§ **OBJECTIVE**
Check every line below for the string "text", and copy the lines that contain it.

§ **RECORDS FOR PROCESSING**
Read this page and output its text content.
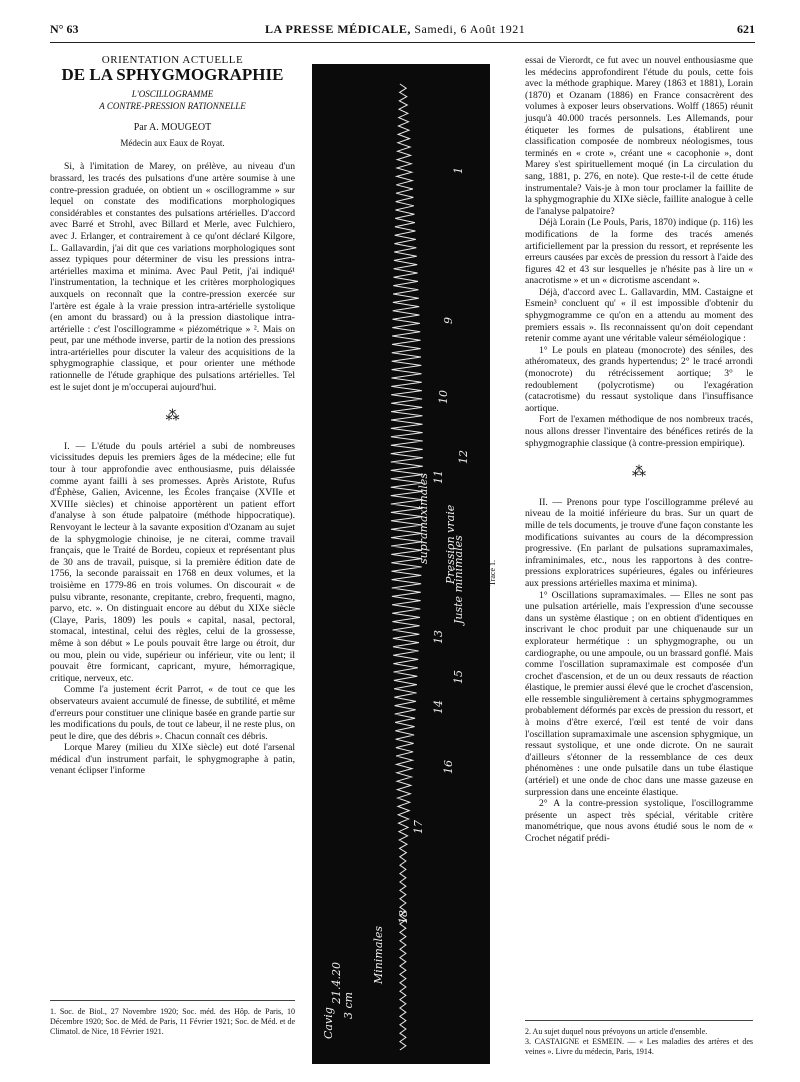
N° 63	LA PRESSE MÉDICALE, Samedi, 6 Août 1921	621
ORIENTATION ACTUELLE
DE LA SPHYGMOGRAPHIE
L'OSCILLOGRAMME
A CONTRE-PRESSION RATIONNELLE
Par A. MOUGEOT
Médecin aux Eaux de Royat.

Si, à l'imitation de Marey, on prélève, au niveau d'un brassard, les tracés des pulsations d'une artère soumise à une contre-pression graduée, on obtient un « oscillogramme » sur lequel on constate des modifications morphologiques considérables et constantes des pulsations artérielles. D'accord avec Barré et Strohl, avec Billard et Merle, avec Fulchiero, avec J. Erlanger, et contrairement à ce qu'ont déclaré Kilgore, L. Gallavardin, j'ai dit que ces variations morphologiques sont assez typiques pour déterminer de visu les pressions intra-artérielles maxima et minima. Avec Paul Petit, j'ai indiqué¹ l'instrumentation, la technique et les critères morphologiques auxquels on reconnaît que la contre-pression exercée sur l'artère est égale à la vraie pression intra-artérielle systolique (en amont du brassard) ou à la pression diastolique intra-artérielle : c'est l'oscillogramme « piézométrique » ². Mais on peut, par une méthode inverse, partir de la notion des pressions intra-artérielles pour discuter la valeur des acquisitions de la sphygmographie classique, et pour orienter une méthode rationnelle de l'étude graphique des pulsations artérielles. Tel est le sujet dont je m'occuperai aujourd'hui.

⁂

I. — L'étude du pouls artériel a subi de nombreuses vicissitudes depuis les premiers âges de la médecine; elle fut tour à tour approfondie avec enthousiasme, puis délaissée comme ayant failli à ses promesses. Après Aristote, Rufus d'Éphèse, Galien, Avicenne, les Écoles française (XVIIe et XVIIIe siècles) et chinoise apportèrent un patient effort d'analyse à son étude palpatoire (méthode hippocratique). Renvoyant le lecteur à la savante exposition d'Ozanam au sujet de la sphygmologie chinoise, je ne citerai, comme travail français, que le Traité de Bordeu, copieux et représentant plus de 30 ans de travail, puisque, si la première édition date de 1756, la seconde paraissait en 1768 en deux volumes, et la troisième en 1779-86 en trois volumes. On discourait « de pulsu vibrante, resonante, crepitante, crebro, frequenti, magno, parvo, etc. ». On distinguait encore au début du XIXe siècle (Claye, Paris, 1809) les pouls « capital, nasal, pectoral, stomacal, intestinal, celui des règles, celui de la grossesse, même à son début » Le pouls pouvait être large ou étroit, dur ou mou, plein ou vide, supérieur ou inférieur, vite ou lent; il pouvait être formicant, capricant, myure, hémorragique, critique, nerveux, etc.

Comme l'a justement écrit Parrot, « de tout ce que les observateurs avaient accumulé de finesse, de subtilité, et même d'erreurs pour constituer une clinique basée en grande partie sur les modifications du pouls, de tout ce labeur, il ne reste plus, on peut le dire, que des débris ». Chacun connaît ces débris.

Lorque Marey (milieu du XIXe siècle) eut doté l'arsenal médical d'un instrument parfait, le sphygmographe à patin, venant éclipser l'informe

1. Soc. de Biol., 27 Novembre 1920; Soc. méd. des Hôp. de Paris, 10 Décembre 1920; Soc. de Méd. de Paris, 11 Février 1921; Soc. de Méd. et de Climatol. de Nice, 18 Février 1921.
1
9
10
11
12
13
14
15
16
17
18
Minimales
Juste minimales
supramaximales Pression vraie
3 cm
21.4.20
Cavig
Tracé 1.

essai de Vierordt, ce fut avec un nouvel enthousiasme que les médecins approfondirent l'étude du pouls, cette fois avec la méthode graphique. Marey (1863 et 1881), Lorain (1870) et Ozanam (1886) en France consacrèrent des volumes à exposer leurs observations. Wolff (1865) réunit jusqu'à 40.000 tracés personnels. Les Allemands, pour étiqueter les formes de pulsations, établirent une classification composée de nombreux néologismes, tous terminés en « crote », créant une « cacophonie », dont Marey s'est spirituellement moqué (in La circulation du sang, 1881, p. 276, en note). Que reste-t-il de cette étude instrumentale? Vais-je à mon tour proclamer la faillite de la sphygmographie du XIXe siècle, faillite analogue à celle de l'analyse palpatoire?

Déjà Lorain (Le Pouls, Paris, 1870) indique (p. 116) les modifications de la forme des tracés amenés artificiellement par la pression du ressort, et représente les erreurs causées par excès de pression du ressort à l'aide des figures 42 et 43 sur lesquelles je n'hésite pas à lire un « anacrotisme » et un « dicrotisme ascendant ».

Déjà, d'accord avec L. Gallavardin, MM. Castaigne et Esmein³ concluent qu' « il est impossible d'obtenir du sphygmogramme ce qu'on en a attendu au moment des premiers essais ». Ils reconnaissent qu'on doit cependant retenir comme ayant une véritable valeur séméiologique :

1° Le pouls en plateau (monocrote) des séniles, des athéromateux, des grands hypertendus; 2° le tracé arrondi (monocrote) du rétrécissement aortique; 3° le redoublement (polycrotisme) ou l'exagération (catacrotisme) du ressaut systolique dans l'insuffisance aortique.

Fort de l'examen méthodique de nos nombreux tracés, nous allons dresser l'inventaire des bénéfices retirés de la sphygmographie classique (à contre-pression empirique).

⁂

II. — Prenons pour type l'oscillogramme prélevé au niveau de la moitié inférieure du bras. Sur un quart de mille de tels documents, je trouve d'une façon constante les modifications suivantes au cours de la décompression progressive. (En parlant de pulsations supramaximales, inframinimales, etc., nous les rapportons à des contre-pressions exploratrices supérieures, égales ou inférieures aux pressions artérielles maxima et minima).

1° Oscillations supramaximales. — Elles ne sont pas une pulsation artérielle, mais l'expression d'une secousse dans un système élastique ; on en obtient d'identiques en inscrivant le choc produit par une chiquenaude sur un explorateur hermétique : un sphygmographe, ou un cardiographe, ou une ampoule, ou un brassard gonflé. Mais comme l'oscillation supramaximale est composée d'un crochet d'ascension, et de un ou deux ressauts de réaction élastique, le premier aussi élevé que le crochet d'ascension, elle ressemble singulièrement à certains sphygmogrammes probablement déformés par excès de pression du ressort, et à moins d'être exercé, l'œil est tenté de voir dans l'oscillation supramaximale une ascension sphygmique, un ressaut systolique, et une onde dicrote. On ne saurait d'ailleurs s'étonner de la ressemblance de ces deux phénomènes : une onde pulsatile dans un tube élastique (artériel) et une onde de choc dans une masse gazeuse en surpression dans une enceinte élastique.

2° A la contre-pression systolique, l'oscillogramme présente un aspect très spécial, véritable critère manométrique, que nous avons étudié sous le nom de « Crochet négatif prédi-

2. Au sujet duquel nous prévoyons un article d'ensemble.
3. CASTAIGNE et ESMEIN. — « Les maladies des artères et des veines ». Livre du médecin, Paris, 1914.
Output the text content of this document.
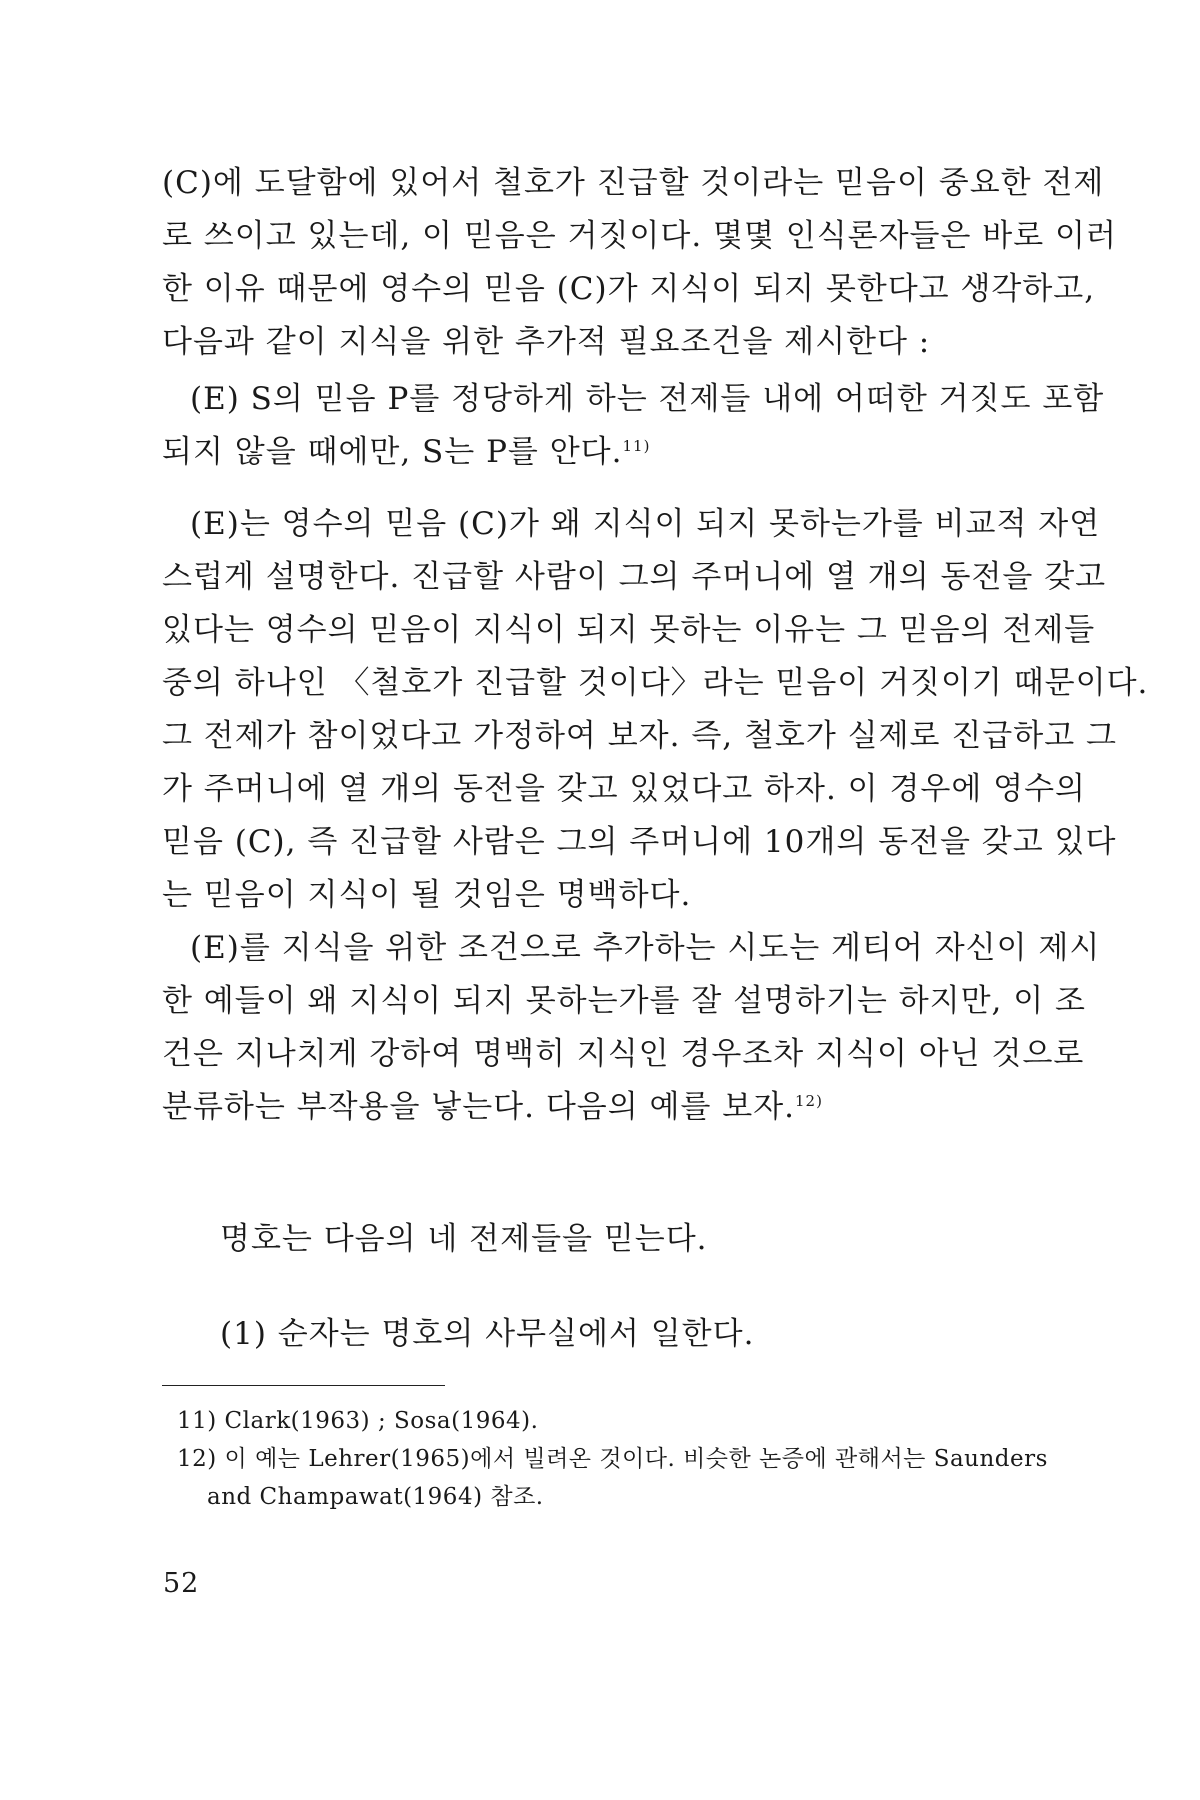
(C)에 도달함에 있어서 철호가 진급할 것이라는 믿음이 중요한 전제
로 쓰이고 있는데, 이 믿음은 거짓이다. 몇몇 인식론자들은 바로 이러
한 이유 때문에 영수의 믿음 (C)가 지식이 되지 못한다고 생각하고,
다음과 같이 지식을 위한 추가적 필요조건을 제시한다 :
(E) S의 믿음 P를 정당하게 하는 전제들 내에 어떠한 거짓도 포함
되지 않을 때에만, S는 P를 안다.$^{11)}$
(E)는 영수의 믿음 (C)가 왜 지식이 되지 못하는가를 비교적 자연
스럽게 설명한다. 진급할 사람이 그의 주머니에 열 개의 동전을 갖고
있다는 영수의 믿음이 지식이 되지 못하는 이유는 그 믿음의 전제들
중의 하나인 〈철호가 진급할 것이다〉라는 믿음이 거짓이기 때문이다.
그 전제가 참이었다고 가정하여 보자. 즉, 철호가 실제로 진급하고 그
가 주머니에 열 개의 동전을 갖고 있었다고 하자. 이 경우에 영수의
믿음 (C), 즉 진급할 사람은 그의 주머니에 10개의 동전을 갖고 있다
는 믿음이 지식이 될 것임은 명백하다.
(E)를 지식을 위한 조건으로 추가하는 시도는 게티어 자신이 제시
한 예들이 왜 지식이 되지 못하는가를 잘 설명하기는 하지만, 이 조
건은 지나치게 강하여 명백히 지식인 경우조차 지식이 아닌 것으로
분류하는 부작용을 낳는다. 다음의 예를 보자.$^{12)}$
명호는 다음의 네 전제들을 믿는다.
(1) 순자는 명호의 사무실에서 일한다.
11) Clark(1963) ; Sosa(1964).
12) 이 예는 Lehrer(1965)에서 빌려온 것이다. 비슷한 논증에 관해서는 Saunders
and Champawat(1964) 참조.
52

§ **OUTPUT BELOW**
Read this page and output its text content.
Output the text content of this document.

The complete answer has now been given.